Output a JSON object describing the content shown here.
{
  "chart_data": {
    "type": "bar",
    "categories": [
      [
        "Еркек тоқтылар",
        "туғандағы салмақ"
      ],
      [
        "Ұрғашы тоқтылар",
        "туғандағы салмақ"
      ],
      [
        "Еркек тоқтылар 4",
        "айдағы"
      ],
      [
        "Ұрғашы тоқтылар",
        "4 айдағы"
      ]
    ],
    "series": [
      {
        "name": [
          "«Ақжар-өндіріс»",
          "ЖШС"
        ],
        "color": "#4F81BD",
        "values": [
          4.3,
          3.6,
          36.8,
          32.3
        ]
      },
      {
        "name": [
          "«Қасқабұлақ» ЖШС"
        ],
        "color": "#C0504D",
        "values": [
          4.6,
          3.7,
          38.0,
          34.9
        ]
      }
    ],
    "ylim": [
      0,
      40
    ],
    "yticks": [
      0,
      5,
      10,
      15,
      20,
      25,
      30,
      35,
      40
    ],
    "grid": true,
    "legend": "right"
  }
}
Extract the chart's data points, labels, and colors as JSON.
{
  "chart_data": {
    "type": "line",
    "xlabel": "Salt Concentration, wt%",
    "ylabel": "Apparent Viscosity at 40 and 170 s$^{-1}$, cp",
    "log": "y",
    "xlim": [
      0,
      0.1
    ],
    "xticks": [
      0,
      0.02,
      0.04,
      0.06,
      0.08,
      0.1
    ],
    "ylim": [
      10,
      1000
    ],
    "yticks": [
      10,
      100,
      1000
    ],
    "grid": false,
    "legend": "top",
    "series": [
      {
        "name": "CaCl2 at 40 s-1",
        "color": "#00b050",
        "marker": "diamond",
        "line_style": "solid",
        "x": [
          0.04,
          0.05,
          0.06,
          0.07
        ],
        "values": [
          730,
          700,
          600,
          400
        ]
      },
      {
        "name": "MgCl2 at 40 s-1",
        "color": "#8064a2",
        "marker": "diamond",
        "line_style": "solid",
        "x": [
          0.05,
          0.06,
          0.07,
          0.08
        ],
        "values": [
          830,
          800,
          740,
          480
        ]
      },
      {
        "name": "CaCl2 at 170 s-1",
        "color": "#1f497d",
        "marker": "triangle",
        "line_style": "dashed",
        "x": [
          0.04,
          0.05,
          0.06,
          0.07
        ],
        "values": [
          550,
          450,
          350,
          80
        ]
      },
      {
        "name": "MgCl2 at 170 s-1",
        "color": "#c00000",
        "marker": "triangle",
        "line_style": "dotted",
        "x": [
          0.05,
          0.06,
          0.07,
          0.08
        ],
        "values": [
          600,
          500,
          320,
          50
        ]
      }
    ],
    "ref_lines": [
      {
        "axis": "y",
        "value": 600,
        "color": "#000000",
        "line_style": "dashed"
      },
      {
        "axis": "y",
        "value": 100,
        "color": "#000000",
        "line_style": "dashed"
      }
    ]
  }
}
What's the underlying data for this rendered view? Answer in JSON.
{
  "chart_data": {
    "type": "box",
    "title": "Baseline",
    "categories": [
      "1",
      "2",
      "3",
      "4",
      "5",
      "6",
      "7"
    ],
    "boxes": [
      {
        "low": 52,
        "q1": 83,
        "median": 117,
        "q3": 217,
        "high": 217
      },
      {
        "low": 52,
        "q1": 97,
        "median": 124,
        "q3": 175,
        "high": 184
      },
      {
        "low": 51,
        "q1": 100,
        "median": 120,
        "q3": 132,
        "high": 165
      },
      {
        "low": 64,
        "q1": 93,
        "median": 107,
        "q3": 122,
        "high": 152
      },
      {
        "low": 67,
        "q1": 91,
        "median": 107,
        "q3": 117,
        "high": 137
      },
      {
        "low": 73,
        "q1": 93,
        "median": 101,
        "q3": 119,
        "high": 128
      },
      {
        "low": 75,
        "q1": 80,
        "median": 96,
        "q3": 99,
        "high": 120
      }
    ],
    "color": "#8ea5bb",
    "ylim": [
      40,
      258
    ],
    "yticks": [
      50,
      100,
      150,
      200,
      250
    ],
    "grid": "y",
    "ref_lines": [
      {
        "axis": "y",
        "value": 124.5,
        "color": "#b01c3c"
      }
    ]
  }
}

==*==

[Problem requirements]
Write the data from above out again, exactly.

[Exercise response]
Output a JSON object describing the content shown here.
{
  "chart_data": {
    "type": "bar",
    "categories": [
      [
        "Еркек тоқтылар",
        "туғандағы салмақ"
      ],
      [
        "Ұрғашы тоқтылар",
        "туғандағы салмақ"
      ],
      [
        "Еркек тоқтылар 4",
        "айдағы"
      ],
      [
        "Ұрғашы тоқтылар",
        "4 айдағы"
      ]
    ],
    "series": [
      {
        "name": [
          "«Ақжар-өндіріс»",
          "ЖШС"
        ],
        "color": "#4F81BD",
        "values": [
          4.3,
          3.6,
          36.8,
          32.3
        ]
      },
      {
        "name": [
          "«Қасқабұлақ» ЖШС"
        ],
        "color": "#C0504D",
        "values": [
          4.6,
          3.7,
          38.0,
          34.9
        ]
      }
    ],
    "ylim": [
      0,
      40
    ],
    "yticks": [
      0,
      5,
      10,
      15,
      20,
      25,
      30,
      35,
      40
    ],
    "grid": true,
    "legend": "right"
  }
}
Extract the chart's data points, labels, and colors as JSON.
{
  "chart_data": {
    "type": "line",
    "xlabel": "Salt Concentration, wt%",
    "ylabel": "Apparent Viscosity at 40 and 170 s$^{-1}$, cp",
    "log": "y",
    "xlim": [
      0,
      0.1
    ],
    "xticks": [
      0,
      0.02,
      0.04,
      0.06,
      0.08,
      0.1
    ],
    "ylim": [
      10,
      1000
    ],
    "yticks": [
      10,
      100,
      1000
    ],
    "grid": false,
    "legend": "top",
    "series": [
      {
        "name": "CaCl2 at 40 s-1",
        "color": "#00b050",
        "marker": "diamond",
        "line_style": "solid",
        "x": [
          0.04,
          0.05,
          0.06,
          0.07
        ],
        "values": [
          730,
          700,
          600,
          400
        ]
      },
      {
        "name": "MgCl2 at 40 s-1",
        "color": "#8064a2",
        "marker": "diamond",
        "line_style": "solid",
        "x": [
          0.05,
          0.06,
          0.07,
          0.08
        ],
        "values": [
          830,
          800,
          740,
          480
        ]
      },
      {
        "name": "CaCl2 at 170 s-1",
        "color": "#1f497d",
        "marker": "triangle",
        "line_style": "dashed",
        "x": [
          0.04,
          0.05,
          0.06,
          0.07
        ],
        "values": [
          550,
          450,
          350,
          80
        ]
      },
      {
        "name": "MgCl2 at 170 s-1",
        "color": "#c00000",
        "marker": "triangle",
        "line_style": "dotted",
        "x": [
          0.05,
          0.06,
          0.07,
          0.08
        ],
        "values": [
          600,
          500,
          320,
          50
        ]
      }
    ],
    "ref_lines": [
      {
        "axis": "y",
        "value": 600,
        "color": "#000000",
        "line_style": "dashed"
      },
      {
        "axis": "y",
        "value": 100,
        "color": "#000000",
        "line_style": "dashed"
      }
    ]
  }
}
What's the underlying data for this rendered view? Answer in JSON.
{
  "chart_data": {
    "type": "box",
    "title": "Baseline",
    "categories": [
      "1",
      "2",
      "3",
      "4",
      "5",
      "6",
      "7"
    ],
    "boxes": [
      {
        "low": 52,
        "q1": 83,
        "median": 117,
        "q3": 217,
        "high": 217
      },
      {
        "low": 52,
        "q1": 97,
        "median": 124,
        "q3": 175,
        "high": 184
      },
      {
        "low": 51,
        "q1": 100,
        "median": 120,
        "q3": 132,
        "high": 165
      },
      {
        "low": 64,
        "q1": 93,
        "median": 107,
        "q3": 122,
        "high": 152
      },
      {
        "low": 67,
        "q1": 91,
        "median": 107,
        "q3": 117,
        "high": 137
      },
      {
        "low": 73,
        "q1": 93,
        "median": 101,
        "q3": 119,
        "high": 128
      },
      {
        "low": 75,
        "q1": 80,
        "median": 96,
        "q3": 99,
        "high": 120
      }
    ],
    "color": "#8ea5bb",
    "ylim": [
      40,
      258
    ],
    "yticks": [
      50,
      100,
      150,
      200,
      250
    ],
    "grid": "y",
    "ref_lines": [
      {
        "axis": "y",
        "value": 124.5,
        "color": "#b01c3c"
      }
    ]
  }
}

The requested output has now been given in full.